Short problem: Using the listing below, report all lines holding the word "mars".

Data entries for graphics
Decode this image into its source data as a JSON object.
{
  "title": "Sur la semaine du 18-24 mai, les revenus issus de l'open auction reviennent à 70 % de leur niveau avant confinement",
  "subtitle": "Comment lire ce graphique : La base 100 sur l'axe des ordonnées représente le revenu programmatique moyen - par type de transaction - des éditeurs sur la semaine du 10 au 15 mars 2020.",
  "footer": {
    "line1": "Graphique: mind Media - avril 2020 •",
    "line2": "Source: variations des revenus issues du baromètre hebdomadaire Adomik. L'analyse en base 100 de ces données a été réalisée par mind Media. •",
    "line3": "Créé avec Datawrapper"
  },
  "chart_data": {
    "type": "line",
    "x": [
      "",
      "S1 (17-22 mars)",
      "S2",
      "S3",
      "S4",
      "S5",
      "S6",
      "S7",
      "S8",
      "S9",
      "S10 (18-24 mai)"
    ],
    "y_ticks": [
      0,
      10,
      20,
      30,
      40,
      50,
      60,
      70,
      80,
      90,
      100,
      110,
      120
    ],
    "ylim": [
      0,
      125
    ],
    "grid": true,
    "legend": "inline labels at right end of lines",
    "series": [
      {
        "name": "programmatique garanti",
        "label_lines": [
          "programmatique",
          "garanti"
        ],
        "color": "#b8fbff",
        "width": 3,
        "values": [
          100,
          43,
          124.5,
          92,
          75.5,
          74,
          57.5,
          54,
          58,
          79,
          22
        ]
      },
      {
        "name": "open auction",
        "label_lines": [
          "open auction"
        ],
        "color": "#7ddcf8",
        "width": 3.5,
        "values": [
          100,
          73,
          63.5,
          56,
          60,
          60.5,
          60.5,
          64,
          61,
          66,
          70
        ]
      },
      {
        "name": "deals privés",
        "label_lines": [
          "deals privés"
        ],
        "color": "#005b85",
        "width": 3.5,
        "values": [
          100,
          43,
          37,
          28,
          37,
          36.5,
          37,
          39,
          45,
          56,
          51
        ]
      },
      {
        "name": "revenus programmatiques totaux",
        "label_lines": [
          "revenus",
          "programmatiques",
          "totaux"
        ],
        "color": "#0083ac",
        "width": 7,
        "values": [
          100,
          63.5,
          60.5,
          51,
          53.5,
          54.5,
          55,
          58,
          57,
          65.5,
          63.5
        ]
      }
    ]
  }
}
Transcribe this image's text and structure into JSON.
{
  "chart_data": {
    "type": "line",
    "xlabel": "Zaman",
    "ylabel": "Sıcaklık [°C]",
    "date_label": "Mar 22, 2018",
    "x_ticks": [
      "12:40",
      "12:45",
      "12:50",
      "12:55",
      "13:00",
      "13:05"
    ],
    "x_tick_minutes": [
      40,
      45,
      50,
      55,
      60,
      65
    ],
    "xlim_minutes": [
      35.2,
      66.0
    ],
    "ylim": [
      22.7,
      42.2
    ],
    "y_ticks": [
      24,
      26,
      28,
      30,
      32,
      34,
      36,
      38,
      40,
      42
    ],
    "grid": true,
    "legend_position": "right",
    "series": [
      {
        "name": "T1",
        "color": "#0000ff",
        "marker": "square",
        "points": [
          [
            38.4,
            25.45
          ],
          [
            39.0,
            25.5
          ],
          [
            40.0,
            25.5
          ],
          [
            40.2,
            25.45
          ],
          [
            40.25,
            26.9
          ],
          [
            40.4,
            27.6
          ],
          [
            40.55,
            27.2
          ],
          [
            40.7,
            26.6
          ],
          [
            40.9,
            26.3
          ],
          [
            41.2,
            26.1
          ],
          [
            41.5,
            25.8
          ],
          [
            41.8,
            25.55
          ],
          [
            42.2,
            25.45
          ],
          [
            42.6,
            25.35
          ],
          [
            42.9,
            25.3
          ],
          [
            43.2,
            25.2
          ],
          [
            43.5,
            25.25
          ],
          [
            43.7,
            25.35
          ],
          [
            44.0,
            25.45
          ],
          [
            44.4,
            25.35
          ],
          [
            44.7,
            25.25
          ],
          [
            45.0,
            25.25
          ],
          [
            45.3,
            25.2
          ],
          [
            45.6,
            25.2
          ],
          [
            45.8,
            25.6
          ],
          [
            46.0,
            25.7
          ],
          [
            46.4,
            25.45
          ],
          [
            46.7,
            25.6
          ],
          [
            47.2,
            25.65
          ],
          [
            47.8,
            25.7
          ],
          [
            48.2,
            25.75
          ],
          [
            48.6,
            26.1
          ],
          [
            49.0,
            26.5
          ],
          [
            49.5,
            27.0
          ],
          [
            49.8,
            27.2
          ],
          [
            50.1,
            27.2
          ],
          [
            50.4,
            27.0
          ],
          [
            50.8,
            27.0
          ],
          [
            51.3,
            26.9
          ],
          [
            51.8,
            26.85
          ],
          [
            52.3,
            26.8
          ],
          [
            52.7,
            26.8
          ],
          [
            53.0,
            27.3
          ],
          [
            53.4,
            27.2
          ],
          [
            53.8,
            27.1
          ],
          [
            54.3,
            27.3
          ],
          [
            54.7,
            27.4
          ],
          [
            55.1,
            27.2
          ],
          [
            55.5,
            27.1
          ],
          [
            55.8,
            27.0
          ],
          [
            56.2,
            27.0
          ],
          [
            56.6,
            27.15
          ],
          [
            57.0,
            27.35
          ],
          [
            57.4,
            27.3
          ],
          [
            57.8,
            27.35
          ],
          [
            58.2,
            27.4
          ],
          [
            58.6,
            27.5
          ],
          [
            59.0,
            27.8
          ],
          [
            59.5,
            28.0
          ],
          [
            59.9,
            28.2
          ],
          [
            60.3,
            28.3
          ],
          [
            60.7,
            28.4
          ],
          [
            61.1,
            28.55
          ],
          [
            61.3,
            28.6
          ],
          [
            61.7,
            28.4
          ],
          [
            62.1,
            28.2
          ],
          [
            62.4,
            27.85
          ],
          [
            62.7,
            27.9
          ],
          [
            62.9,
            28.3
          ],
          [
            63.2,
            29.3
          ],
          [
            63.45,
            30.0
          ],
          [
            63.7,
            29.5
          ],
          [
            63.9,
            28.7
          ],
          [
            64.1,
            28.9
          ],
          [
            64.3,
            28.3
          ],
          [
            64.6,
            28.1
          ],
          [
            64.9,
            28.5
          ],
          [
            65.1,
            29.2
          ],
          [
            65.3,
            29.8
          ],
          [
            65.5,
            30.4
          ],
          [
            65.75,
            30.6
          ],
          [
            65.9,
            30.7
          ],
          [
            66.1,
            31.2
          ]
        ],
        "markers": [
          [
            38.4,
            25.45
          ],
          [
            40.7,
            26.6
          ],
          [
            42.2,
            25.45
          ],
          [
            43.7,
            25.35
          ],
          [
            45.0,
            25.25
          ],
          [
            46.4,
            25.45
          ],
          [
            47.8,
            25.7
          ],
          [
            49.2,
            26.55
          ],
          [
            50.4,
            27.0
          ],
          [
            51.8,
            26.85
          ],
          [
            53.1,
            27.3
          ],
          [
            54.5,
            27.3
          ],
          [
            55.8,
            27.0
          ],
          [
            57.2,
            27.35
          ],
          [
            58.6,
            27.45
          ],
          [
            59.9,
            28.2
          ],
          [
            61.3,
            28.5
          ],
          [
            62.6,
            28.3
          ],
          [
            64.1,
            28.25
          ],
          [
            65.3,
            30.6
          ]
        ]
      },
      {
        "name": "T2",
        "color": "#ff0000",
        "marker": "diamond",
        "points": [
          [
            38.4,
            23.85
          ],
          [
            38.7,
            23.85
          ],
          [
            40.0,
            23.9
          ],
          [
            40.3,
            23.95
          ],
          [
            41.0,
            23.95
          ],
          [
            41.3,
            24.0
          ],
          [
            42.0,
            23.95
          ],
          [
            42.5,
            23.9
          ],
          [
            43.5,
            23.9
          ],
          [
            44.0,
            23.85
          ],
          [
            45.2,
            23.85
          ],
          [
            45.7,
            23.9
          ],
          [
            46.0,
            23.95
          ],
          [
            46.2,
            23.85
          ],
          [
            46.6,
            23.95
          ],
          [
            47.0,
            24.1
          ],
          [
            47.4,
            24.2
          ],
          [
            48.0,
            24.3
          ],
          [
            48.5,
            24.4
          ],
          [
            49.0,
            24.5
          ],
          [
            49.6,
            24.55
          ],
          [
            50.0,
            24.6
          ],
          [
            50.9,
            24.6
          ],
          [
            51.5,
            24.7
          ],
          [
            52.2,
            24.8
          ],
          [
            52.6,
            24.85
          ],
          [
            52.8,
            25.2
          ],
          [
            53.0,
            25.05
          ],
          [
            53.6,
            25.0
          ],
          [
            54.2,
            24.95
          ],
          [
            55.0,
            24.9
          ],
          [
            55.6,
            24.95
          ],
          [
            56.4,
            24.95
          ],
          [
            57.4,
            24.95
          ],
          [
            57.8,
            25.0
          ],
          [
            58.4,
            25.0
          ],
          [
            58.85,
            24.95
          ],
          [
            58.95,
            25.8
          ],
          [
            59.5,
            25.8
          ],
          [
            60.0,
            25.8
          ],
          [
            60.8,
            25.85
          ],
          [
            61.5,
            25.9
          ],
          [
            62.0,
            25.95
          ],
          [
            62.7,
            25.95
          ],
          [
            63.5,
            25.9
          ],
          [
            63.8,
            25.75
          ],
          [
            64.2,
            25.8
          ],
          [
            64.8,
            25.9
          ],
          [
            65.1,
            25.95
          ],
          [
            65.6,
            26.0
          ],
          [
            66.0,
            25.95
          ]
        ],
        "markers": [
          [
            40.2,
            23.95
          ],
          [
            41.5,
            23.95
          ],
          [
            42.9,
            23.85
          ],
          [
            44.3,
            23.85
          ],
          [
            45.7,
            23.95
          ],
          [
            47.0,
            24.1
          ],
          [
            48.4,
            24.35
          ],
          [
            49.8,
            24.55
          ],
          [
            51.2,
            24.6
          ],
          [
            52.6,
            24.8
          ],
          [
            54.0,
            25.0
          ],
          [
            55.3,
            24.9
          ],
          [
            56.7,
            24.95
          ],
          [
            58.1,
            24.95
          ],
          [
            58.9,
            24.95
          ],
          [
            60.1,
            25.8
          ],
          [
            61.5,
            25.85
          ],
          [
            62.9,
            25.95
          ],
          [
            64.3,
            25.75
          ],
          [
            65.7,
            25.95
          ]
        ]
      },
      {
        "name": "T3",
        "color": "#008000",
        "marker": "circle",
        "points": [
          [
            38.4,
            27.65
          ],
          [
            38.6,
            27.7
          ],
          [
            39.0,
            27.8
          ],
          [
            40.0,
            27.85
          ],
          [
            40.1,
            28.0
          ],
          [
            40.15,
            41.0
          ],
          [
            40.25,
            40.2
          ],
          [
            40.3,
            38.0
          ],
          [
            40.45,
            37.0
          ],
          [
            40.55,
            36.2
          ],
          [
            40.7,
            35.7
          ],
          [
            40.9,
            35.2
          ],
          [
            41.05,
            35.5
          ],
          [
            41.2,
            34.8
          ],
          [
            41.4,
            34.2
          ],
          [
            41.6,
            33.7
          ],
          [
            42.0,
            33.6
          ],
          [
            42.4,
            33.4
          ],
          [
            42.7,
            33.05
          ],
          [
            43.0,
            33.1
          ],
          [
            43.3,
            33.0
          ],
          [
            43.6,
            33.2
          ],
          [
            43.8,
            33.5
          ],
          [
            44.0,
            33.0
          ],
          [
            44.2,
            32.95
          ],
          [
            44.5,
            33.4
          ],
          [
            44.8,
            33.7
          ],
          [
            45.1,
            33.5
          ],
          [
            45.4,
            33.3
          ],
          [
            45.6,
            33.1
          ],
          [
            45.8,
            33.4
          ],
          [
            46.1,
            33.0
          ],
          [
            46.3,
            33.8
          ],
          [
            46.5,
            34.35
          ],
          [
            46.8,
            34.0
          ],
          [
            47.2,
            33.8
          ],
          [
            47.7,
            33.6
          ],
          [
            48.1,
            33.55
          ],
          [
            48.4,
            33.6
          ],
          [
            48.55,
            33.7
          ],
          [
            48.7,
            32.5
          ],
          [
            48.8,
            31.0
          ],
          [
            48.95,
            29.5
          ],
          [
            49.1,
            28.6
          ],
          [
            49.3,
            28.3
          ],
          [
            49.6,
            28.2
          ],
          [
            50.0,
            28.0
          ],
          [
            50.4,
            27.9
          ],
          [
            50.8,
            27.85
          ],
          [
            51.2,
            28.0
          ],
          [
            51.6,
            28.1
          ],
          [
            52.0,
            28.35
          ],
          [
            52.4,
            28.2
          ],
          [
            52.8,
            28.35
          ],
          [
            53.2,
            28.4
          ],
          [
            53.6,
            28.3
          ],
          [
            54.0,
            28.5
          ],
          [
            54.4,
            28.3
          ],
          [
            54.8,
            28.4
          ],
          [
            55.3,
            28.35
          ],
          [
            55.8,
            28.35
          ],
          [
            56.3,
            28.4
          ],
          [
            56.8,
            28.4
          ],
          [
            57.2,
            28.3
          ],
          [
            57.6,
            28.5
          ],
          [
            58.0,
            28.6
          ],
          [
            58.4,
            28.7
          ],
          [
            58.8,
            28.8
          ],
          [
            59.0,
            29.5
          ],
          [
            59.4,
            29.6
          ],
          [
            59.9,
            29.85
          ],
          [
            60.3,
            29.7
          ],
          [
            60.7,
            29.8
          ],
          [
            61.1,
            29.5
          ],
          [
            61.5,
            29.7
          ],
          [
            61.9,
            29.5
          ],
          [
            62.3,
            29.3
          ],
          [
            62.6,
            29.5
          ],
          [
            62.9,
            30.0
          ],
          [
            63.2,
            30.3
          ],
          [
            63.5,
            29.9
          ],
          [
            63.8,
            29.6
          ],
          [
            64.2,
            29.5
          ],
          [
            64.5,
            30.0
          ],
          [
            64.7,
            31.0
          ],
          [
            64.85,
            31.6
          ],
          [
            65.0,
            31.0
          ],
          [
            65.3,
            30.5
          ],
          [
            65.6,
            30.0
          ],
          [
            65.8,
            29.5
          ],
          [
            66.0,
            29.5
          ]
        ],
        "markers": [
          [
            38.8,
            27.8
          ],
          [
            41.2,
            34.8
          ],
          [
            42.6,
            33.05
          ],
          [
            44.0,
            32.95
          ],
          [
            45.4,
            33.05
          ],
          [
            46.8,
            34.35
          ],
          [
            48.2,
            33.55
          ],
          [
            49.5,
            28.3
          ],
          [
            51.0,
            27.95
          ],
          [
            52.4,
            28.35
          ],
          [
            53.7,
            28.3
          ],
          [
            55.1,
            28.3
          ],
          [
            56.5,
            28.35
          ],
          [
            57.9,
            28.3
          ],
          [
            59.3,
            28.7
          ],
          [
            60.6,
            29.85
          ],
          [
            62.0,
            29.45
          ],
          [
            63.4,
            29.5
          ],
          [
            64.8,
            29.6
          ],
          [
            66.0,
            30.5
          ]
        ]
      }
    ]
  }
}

Final result:
  "subtitle": "Comment lire ce graphique : La base 100 sur l'axe des ordonnées représente le revenu programmatique moyen - par type de transaction - des éditeurs sur la semaine du 10 au 15 mars 2020.",
      "S1 (17-22 mars)",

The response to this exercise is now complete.